(Items listed in a dataset)
══════

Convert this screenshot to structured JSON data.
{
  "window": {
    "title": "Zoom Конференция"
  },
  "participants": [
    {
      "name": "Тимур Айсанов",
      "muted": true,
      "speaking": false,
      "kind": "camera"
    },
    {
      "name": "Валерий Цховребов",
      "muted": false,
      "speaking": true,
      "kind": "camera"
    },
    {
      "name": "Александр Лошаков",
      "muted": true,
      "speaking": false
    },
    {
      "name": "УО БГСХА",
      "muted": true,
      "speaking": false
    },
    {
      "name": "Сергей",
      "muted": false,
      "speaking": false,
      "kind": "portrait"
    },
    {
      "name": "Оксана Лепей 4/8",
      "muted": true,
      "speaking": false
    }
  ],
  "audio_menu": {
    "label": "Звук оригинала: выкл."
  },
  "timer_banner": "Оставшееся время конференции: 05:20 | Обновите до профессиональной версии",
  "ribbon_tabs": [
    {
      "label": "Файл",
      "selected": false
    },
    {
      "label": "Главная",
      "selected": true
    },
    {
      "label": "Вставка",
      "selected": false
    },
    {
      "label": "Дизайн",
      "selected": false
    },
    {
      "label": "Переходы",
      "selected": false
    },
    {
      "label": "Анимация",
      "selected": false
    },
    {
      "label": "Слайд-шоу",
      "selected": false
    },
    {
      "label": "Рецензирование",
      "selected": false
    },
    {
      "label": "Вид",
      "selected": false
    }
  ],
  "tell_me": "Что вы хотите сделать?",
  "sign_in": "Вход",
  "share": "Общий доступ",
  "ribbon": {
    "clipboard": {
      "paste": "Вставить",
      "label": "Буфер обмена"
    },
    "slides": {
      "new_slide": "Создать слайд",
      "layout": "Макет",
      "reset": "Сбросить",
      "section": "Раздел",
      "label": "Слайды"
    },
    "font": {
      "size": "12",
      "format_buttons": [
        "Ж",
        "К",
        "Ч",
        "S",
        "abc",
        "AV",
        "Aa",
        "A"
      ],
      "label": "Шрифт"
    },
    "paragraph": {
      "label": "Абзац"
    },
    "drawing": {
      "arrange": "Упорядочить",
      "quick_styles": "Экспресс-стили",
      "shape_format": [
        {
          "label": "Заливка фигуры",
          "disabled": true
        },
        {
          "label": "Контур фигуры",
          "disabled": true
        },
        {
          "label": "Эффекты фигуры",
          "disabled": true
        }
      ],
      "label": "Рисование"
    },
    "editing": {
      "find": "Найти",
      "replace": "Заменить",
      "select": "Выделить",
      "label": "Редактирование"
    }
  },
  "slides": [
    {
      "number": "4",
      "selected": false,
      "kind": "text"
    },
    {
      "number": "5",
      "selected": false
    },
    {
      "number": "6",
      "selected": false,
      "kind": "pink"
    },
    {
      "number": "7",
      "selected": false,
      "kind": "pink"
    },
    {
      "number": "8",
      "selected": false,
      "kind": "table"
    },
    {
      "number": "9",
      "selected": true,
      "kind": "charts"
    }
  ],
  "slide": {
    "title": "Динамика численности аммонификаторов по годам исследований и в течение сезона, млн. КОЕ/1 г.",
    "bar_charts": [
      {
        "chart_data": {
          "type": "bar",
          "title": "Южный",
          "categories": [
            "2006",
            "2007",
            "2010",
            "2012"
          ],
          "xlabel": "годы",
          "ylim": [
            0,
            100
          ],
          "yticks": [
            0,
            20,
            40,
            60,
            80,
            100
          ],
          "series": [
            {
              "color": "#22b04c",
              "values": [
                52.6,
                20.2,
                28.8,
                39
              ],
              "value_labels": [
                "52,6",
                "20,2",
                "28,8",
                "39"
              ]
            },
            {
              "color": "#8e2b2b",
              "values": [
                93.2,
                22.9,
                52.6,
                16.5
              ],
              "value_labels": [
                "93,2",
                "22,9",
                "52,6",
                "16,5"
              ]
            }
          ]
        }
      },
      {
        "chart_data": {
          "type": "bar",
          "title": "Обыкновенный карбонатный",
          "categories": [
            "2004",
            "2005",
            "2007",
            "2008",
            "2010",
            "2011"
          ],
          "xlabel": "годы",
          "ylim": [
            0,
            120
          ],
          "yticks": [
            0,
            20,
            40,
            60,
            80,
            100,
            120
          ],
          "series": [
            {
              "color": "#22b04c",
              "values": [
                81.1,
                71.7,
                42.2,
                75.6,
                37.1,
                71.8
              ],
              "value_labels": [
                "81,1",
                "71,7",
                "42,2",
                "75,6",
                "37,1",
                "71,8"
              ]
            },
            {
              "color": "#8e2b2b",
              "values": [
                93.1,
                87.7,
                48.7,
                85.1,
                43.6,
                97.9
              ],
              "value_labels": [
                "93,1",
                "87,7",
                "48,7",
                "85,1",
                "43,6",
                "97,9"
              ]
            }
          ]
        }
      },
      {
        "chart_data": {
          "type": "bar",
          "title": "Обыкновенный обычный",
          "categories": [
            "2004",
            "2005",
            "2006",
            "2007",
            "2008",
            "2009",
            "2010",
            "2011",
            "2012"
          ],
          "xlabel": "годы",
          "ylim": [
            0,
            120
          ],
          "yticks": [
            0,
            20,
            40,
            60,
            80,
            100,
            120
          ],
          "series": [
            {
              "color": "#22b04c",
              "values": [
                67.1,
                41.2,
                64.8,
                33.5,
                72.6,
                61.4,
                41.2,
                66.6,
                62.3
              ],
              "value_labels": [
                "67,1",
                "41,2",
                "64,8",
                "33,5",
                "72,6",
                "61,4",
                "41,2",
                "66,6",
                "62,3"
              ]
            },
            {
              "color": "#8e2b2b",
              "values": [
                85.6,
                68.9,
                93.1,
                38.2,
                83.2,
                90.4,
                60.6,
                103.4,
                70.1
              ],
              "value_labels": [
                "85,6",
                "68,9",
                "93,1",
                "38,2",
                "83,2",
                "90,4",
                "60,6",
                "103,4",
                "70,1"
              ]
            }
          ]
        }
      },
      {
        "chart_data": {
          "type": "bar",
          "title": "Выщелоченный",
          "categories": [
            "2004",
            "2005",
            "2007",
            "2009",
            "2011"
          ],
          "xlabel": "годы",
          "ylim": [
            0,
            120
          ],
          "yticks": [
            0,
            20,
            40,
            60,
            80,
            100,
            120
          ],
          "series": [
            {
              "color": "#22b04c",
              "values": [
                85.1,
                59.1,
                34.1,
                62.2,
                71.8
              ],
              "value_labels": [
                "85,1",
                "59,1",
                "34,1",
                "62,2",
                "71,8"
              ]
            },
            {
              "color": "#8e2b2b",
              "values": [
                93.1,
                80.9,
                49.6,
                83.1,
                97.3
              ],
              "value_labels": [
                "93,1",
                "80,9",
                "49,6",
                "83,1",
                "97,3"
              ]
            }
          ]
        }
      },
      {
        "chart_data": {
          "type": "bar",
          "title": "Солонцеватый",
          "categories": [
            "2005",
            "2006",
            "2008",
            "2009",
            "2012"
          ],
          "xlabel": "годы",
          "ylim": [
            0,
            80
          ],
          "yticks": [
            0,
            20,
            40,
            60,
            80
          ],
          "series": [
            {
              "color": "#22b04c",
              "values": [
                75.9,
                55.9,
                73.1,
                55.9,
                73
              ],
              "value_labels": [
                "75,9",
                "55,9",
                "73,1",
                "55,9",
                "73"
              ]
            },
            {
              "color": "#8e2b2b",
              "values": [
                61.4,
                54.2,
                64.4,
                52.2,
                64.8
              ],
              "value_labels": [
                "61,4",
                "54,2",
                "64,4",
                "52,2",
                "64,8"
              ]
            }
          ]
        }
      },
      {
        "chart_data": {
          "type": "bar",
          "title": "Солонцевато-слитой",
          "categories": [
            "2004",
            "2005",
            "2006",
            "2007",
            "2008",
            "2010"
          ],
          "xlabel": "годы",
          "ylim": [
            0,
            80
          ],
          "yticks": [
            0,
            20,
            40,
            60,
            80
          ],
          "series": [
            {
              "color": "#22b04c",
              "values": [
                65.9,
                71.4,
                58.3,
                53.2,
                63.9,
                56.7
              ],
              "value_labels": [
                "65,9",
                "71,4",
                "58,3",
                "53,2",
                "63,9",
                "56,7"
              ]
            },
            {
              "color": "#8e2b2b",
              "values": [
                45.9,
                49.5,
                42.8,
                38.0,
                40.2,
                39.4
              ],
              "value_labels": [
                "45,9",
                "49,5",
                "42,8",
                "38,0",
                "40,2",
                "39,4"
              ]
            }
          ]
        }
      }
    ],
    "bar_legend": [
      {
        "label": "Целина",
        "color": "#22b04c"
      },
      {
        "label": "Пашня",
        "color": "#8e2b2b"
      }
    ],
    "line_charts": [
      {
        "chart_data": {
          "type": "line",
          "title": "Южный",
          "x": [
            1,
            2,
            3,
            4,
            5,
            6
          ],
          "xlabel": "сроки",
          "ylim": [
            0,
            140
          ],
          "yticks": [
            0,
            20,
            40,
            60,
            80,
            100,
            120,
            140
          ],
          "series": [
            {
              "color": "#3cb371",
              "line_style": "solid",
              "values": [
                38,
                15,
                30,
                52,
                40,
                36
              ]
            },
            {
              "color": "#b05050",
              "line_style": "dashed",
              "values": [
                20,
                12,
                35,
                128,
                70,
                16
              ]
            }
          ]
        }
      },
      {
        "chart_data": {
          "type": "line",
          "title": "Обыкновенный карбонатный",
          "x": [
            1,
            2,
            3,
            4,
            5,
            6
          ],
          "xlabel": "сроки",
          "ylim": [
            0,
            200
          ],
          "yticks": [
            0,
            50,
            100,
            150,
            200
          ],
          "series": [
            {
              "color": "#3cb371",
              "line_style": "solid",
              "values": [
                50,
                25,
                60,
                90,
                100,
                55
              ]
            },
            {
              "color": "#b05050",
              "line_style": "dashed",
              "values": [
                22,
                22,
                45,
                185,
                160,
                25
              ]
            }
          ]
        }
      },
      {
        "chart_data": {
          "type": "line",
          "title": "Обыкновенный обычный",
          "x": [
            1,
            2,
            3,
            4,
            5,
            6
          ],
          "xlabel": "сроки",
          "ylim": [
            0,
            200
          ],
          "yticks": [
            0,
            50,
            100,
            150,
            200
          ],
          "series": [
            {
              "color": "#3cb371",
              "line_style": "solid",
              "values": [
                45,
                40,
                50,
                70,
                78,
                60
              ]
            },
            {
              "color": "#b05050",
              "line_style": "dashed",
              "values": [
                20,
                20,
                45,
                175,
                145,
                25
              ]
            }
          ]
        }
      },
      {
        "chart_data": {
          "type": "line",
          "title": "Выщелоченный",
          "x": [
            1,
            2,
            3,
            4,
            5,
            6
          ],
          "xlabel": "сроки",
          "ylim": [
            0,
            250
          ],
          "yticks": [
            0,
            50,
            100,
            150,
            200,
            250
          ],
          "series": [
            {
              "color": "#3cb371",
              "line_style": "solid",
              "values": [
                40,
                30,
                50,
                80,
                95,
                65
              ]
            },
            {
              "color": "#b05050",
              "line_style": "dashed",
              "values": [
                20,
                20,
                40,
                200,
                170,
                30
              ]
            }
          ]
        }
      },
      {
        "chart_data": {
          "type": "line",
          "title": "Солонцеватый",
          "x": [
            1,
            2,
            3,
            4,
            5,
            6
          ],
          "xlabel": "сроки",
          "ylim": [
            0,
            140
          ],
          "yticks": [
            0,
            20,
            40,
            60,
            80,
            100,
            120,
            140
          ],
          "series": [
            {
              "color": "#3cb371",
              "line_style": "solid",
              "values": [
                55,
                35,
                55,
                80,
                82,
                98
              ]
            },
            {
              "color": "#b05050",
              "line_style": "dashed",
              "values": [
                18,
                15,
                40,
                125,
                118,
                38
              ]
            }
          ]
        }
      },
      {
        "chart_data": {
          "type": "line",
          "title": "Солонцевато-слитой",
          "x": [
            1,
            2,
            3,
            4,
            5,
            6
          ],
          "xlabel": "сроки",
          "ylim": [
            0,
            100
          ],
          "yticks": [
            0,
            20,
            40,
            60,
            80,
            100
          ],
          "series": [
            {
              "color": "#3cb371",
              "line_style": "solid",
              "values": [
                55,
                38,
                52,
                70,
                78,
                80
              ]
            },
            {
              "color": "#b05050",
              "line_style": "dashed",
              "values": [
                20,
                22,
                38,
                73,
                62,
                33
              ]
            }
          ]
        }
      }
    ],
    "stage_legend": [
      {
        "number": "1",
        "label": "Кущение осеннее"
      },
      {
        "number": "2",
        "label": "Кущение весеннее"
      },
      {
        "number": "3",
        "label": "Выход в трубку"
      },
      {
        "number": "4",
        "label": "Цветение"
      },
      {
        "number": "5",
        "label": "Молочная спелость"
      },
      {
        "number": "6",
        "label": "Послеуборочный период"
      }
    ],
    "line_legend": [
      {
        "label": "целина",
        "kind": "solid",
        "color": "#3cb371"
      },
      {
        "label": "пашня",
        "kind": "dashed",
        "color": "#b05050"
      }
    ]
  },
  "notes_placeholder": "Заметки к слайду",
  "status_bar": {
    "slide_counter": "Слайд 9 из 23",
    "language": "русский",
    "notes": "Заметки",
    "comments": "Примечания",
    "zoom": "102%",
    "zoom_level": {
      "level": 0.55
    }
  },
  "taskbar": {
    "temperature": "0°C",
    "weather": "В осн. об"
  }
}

══════

▶ **Exercise description**:
In the entries above, some lines may contain the string "фигуры"; report how many, without additional comment.

▶ **Result**:
3